# Start of TASK INPUTS

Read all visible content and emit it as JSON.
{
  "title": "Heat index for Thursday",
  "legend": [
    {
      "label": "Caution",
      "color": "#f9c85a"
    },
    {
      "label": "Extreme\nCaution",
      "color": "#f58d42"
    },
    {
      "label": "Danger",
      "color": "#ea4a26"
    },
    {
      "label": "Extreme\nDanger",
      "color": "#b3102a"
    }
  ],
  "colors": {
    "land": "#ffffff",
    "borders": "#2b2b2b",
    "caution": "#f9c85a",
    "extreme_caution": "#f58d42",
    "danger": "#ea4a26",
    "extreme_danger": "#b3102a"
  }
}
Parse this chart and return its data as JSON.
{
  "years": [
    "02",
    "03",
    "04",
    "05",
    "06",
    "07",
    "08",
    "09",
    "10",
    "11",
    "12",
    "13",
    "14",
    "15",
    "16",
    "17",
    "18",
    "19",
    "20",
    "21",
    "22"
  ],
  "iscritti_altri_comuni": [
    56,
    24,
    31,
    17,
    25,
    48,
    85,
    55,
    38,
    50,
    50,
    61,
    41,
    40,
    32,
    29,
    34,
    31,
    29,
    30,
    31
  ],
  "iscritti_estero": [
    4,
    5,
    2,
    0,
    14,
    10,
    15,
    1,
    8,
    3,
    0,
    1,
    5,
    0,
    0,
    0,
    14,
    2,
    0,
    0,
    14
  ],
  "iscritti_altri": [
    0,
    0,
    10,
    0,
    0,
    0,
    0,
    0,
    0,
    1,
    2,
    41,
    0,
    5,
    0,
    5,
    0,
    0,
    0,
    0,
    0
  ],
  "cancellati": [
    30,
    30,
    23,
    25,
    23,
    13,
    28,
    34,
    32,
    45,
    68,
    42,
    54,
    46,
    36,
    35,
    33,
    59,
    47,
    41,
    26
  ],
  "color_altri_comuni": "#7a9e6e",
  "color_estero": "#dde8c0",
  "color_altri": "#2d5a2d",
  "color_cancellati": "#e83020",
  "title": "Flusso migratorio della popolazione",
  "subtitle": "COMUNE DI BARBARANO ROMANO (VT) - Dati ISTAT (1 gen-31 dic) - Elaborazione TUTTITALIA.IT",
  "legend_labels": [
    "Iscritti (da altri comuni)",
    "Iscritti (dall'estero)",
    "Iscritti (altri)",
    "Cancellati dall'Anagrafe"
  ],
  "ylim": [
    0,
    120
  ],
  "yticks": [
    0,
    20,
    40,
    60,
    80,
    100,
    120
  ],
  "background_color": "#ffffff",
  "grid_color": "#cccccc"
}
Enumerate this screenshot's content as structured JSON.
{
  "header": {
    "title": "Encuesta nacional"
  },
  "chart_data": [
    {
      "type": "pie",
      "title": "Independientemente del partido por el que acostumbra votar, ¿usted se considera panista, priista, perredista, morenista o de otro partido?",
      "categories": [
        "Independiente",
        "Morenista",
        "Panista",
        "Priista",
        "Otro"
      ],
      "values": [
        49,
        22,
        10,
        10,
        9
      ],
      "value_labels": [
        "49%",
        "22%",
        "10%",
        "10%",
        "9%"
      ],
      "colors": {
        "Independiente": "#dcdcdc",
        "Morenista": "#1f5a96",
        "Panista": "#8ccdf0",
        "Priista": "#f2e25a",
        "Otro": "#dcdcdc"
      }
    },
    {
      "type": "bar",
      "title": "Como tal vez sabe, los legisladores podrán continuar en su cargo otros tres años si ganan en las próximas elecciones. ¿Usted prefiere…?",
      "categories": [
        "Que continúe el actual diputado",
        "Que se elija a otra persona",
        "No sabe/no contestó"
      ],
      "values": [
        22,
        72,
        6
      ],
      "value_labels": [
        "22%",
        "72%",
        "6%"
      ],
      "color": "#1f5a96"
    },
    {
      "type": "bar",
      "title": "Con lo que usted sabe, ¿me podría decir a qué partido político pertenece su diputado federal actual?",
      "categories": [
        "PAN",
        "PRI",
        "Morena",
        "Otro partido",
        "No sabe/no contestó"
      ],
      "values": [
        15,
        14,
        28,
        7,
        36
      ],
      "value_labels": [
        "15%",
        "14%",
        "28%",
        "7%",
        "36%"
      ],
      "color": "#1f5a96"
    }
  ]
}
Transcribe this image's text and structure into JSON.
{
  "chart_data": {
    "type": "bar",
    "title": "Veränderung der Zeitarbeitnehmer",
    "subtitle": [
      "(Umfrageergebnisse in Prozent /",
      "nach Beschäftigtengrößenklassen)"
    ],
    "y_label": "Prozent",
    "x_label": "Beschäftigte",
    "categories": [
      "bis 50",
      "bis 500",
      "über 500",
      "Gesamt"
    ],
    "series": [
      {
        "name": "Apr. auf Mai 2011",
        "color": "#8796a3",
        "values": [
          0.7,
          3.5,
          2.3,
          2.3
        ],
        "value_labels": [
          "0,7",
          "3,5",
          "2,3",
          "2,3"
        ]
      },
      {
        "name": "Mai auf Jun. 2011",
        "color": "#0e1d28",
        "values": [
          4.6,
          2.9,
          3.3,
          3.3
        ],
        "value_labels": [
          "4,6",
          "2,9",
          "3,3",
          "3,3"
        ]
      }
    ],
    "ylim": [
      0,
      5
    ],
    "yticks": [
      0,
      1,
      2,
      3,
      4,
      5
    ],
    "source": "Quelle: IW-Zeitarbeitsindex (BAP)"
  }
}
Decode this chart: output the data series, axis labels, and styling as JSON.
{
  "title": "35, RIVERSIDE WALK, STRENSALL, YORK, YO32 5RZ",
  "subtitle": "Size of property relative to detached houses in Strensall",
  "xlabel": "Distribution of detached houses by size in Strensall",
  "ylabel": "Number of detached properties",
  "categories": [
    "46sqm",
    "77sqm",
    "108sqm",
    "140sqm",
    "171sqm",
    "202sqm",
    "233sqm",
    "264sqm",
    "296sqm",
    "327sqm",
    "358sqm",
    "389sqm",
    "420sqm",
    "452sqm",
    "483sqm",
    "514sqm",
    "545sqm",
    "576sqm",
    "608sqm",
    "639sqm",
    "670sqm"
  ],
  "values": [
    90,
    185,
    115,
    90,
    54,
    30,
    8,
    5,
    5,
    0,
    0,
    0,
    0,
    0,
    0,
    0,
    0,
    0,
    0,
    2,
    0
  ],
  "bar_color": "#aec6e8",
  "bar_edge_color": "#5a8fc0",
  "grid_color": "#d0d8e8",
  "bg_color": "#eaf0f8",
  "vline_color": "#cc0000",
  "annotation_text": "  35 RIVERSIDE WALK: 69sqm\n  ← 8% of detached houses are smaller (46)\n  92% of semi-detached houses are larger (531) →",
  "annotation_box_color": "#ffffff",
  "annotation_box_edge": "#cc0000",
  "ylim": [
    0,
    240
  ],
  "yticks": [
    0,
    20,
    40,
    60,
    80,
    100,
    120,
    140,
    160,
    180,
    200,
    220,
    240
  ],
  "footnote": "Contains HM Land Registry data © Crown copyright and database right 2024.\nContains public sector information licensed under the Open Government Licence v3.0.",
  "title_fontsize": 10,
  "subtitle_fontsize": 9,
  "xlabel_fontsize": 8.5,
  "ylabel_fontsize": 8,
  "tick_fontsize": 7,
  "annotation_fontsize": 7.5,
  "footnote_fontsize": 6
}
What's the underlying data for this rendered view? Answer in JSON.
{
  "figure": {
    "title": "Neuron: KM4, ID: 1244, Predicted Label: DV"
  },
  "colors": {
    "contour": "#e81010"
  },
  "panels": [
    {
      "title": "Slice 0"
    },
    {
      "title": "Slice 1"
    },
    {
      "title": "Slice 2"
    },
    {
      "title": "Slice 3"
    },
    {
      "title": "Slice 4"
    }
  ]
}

# End of TASK INPUTS

▶ [WRITTEN TASK] Scan the records above, count the lines with "detached" in them, and give only the number.

▶ [RESULT BELOW] 4